Et venit in ornnem regionem Jordanis,prœdicans baptismum pœnitentiœ, in remissionem peccatorum.

Jean-Baptiste vint dans tout le pays qui est le long du Jourdain, prêchant le baptême de la pénitence pour la rémission des péchés. (Saint Luc, chap. III, 3.)

 

Quelque malheureuse que soit la condition de l'homme dans l'état du péché, si toute pénitence était véritable, ou s'il était toujours aisé de discerner la vraie pénitence de la pénitence imparfaite et fausse, le pécheur, dans son malheur même, aurait de quoi se consoler, parce qu'il pourrait au moins envisager la pénitence comme une ressource infaillible et comme un fonds certain de tranquillité et de paix. La grande misère du pécheur, dit saint Chrysostome, c'est qu'étant assuré comme il l'est de la réalité de son péché, il ne peut jamais être absolument assuré de la validité de sa pénitence. Ce qui rend son sort déplorable, c'est que bien souvent la pénitence qu'il a faite, ou qu'il a cru faire, ne doit pas moins le troubler que son péché même ; c'est que tous les oracles de l'Ecriture lui apprennent qu'il n'y a que la vraie et la parfaite pénitence qui sauve l'homme, et qu'au contraire il y en a cent autres, ou parce qu'elles sont fausses et vaines, ou parce qu'elles sont imparfaites et insuffisantes, qui ne le sauvent pas. S'il lui arrive de s'y tromper, si, faute de discernement, il vient, dans la pratique même de la pénitence, à prendre le faux pour le vrai, et à compter pour suffisant ce qui est défectueux, dès là il tombe dans l'abîme des plus infortunés pécheurs, puisque sa pénitence même, qui devait être sa justification et son salut, devient encore une des causes de sa condamnation et de sa perte. Voila, s'il entend bien sa religion, ce qui doit le faire trembler.
• • •
- CONSIGNE
Prolongez le texte fourni sur la vraie et la fausse pénitence en reprenant juste après sa dernière phrase. Les enregistrements n'interviennent pas dans ce travail.

- EXTRAIT DE DONNÉES
• • •
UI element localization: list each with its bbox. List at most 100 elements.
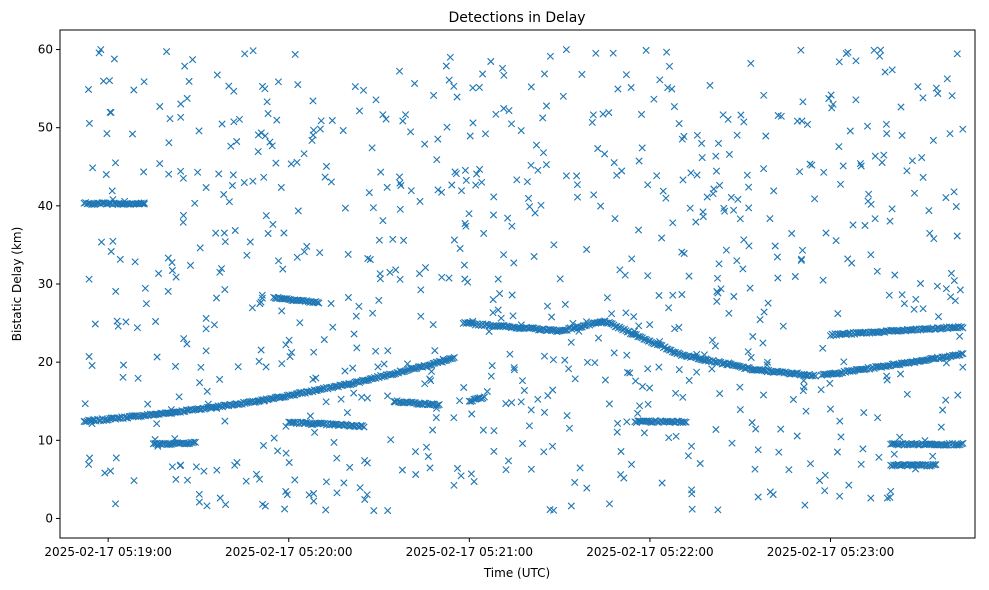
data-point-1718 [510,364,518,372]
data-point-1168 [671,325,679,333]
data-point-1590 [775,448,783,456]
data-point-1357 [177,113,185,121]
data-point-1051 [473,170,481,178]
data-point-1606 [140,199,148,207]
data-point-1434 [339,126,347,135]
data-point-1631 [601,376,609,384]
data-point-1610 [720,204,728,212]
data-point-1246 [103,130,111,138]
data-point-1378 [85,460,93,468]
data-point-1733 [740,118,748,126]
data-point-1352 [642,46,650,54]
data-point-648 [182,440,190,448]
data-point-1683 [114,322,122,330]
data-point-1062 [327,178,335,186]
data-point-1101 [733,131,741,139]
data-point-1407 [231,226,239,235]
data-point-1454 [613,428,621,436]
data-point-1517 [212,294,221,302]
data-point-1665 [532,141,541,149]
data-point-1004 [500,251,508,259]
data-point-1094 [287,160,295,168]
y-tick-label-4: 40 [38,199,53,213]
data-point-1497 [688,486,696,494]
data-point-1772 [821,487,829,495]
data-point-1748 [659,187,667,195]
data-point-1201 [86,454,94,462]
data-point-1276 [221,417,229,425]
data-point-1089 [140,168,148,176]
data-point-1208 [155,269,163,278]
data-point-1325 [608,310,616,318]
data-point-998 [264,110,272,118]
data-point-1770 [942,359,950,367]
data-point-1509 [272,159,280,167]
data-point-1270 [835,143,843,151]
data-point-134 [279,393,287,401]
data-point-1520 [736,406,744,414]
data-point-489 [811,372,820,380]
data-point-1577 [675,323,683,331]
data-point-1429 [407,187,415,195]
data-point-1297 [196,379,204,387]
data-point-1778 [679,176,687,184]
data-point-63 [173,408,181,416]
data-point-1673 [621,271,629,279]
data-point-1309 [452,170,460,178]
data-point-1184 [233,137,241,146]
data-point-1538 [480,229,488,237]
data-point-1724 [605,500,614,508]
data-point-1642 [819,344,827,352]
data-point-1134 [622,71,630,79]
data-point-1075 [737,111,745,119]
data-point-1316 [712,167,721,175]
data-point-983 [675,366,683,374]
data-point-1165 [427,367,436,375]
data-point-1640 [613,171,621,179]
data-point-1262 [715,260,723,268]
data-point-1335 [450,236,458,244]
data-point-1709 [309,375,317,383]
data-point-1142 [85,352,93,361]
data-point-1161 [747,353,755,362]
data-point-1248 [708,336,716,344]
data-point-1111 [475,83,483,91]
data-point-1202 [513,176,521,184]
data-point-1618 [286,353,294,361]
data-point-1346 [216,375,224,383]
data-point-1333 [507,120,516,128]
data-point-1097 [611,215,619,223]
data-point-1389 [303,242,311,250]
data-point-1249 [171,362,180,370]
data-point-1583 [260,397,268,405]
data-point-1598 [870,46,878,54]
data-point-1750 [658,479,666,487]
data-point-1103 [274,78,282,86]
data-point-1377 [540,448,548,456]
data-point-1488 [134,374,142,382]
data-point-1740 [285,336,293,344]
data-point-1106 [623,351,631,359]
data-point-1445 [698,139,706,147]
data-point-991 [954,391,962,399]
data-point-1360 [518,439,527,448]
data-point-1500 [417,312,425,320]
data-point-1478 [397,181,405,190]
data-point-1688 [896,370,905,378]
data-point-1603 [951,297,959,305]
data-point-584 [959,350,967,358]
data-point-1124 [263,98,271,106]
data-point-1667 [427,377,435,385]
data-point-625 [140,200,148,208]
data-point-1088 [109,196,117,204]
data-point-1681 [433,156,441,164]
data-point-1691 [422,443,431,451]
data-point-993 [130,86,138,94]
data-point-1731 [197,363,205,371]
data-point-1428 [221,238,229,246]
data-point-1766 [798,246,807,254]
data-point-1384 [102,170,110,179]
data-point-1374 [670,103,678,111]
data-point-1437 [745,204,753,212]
• • •
- RÉSULTAT ATTENDU
 

Voulez-vous, Chrétiens, calmer aujourd'hui vos consciences, autant qu'il est possible, sur un point si important ; et pour cela, voulez-vous savoir quelle est la véritable pénitence, ou, pour mieux dire, en quoi consiste le discernement juste que vous devez faire de la véritable pénitence ? C'est ce que je vais vous apprendre, et voici en peu de paroles tout mon dessein.

 

J'appelle véritable pénitence, pénitence sûre, celle que le saint précurseur, Jean-Baptiste, prêchait aux peuples qui le venaient chercher dans le désert, quand il leur disait : Faites donc de dignes fruits de pénitence : Facite ergo fructus dignos pœnitentiœ (Matth., III, 8.). Il ne se contentait pas qu'ils fissent pénitence ; mais, pour pouvoir compter sur leur pénitence, il voulait qu'ils en jugeassent par les fruits. Car la pénitence n'est solide, ni recevable au tribunal de Dieu, qu'autant qu'elle est efficace : et peut-elle être autrement efficace que par les fruits qu'elle produit ? Facile fructus dignos pœnitentiœ. Je les réduis à trois, et je dis, après tous les Pères de l'Eglise, que la pénitence efficace est celle qui retranche la cause du péché, celle qui répare les effets du péché, celle qui assujettit le pécheur au remède du péché. Trois caractères qui font d'une part la perfection de la pénitence, et de l'autre la sûreté morale du pécheur pénitent ; trois caractères que je vous prie de bien remarquer, et qui vont partager ce discours. Retrancher généreusement ce qui est la cause ou la matière du péché. Réparer pleinement ce qui a été l'effet et la suite du péché. S'assujettir fidèlement à ce qui doit être le remède du péché. Si votre pénitence, mon cher auditeur, est accompagnée de ces trois conditions, vous pouvez, sans être téméraire et présomptueux, faire fond sur elle : mais qu'une de ces trois conditions lui manque, c'est assez pour la rendre inutile, ou même criminelle.

 

Remplissez-nous, mon Dieu, de votre esprit, de cet esprit de zèle qui animait Jean-Baptiste, c'est ce que je vous demande pour moi ; de cet esprit de componction qui touchait les Juifs, et qui les disposait à profiter des grandes vérités qui leur étaient annoncées par ce fidèle ministre ; c'est ce que je vous demande, non point seulement pour moi, mais pour toutes les personnes qui m'écoutent. Adressons-nous encore à Marie. Ave, Maria.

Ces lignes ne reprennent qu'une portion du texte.